WORK TO DO: Count the lines of the records that contain the string "chart", treating uppercase and lowercase as different, and give only that number.

Records:
..........

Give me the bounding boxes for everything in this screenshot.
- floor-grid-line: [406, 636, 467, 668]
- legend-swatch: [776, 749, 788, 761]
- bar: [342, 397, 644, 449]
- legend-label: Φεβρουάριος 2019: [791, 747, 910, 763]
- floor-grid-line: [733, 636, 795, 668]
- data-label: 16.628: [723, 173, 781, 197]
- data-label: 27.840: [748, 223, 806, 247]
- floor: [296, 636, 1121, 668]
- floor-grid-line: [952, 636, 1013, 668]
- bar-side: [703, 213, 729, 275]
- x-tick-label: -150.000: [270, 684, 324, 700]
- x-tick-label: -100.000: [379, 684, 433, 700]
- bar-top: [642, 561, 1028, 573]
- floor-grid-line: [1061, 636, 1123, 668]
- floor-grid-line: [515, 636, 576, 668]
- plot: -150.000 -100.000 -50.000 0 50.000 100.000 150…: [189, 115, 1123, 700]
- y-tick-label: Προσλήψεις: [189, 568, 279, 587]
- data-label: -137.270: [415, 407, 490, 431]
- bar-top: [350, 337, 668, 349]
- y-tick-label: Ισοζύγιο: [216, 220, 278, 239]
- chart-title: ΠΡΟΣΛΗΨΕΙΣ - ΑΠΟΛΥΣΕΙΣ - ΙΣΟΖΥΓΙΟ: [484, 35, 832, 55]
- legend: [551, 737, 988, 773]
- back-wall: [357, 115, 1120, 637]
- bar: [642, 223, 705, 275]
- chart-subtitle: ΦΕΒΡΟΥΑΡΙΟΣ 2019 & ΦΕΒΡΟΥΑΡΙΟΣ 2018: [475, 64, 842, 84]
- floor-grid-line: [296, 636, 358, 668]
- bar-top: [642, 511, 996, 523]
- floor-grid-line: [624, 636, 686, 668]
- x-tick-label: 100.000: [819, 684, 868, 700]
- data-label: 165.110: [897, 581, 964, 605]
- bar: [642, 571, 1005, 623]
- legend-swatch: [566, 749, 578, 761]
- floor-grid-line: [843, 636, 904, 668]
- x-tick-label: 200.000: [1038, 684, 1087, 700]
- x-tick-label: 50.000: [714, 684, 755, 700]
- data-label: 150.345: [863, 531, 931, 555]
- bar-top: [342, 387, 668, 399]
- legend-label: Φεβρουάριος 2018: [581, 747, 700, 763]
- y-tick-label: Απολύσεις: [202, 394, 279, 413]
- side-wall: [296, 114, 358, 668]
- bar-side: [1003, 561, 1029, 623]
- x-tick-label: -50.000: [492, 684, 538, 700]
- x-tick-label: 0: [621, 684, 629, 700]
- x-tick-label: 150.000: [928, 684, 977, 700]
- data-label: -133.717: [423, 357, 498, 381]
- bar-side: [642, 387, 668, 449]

..........

EXERCISE RESPONSE: 2